[Extracts from a graphics dataset]
------------------------------------------------------------

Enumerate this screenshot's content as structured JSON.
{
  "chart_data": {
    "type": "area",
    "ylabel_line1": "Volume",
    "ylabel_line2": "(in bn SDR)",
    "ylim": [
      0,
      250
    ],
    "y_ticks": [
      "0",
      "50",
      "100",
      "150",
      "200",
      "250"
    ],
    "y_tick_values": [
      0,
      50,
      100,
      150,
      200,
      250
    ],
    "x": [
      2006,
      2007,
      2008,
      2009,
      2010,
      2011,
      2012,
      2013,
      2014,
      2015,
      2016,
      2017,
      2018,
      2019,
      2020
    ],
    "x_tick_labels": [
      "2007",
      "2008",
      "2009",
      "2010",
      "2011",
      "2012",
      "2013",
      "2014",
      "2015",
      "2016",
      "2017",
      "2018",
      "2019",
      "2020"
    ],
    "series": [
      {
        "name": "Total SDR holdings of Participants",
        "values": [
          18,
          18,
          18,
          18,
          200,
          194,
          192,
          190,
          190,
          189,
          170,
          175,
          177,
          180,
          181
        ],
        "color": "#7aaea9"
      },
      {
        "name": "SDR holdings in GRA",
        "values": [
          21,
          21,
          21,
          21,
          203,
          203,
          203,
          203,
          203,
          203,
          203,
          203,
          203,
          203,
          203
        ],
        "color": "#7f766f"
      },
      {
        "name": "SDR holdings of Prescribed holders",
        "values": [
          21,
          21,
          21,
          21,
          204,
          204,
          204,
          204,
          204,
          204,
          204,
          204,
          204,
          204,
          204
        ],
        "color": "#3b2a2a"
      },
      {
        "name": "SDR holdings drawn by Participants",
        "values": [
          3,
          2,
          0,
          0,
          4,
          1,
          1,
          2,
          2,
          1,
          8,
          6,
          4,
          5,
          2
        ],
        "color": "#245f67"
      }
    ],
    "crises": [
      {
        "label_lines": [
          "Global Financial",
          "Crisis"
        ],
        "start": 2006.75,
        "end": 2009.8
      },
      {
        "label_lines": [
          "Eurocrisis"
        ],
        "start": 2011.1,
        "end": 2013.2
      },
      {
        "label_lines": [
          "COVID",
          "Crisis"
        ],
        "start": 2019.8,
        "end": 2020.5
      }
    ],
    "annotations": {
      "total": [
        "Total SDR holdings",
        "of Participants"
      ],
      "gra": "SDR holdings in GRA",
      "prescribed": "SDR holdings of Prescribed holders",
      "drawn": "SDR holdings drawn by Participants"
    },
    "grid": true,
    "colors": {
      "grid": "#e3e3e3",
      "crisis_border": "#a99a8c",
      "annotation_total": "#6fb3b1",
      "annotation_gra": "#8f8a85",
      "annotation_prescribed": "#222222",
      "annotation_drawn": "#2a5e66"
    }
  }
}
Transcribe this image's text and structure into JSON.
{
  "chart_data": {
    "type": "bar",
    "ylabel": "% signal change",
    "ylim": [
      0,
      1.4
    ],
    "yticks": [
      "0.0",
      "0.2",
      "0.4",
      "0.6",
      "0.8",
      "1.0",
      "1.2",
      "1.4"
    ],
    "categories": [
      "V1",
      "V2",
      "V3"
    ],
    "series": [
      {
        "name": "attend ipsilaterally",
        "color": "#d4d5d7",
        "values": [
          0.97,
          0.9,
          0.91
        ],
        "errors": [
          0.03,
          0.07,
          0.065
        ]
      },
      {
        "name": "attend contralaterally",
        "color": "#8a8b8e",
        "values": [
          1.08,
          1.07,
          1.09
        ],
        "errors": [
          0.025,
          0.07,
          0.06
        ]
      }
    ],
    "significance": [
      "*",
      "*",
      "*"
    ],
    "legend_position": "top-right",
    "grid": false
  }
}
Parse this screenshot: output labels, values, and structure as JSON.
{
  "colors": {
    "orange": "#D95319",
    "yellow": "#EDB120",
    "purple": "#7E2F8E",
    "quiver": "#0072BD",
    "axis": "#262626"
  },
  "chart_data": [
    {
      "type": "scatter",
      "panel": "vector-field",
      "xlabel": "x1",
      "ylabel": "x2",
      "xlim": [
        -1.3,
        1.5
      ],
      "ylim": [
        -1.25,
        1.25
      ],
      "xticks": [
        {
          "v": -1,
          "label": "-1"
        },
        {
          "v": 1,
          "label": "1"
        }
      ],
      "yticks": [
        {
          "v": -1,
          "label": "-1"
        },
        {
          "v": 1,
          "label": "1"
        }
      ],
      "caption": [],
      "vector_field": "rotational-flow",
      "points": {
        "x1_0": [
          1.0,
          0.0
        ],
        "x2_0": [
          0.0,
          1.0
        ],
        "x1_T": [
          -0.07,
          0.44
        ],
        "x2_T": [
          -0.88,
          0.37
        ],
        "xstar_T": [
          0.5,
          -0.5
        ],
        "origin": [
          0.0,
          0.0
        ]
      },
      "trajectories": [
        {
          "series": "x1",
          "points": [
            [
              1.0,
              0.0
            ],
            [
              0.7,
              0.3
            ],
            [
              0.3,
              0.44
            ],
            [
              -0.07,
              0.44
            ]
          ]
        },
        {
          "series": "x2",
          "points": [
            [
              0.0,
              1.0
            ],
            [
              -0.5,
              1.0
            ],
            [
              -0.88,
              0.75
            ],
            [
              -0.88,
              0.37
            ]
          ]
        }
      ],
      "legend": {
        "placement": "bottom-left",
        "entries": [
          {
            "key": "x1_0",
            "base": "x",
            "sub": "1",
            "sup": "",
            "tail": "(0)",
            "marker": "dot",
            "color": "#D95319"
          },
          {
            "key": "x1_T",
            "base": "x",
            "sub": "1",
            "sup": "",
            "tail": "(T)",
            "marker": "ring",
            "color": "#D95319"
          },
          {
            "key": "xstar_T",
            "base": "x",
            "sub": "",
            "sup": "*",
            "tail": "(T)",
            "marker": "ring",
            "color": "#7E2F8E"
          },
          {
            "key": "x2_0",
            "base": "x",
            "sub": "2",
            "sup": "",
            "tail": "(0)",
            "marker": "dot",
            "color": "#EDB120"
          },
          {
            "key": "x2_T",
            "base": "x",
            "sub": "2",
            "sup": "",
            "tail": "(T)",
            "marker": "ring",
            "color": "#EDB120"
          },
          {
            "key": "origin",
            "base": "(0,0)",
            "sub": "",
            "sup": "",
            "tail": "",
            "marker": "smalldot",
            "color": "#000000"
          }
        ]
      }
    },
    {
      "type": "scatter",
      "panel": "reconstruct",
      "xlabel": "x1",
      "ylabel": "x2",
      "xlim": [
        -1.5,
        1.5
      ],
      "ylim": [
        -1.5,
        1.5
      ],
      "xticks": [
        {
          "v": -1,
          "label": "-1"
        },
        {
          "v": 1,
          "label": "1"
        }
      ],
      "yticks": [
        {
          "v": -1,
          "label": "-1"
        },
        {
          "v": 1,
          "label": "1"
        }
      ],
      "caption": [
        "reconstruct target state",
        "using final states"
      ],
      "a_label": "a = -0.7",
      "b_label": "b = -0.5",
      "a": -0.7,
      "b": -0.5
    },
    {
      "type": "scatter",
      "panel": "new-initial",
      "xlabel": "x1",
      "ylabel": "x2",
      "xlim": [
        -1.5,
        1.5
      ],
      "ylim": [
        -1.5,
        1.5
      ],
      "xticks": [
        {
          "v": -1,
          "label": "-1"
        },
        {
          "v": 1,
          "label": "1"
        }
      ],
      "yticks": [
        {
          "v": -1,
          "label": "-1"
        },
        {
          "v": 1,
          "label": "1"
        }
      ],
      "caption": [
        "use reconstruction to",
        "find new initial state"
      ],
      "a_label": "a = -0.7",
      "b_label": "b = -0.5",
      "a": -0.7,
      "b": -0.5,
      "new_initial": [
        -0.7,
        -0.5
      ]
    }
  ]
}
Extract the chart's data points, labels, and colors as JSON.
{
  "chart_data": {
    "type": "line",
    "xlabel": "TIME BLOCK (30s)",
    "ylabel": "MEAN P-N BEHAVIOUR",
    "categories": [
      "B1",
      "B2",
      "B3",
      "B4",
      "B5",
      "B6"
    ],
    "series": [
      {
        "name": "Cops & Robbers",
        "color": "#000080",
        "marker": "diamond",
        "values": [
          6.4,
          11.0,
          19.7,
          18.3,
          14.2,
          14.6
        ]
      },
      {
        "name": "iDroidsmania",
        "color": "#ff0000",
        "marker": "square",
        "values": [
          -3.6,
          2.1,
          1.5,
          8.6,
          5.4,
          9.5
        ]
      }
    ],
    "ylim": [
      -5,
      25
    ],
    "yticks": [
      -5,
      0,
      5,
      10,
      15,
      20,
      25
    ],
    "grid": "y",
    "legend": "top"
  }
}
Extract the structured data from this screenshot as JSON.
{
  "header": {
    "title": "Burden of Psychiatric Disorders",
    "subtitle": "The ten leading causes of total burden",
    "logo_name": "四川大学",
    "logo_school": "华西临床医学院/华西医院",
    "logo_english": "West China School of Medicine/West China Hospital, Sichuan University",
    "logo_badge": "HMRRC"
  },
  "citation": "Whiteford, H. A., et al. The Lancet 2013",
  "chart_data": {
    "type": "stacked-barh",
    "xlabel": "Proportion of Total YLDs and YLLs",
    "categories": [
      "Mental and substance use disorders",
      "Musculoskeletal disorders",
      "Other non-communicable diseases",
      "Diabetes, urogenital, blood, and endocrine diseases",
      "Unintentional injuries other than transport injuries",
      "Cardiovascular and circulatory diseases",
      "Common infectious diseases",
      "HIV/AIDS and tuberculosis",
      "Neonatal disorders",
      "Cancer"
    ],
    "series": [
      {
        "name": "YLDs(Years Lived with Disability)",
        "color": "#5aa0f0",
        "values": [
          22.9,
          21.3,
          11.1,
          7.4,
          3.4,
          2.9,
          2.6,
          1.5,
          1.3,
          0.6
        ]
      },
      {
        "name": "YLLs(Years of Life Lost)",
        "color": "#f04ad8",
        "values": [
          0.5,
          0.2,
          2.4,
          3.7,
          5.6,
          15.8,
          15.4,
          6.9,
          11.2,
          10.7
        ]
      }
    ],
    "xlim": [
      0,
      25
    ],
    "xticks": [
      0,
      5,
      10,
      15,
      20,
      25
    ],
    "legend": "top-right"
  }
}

------------------------------------------------------------

## Short problem:
Check every line of the data above for the string "points", and copy those that have it.

## Exercise result:
      "points": {
          "points": [
          "points": [
Extract the chart's data points, labels, and colors as JSON.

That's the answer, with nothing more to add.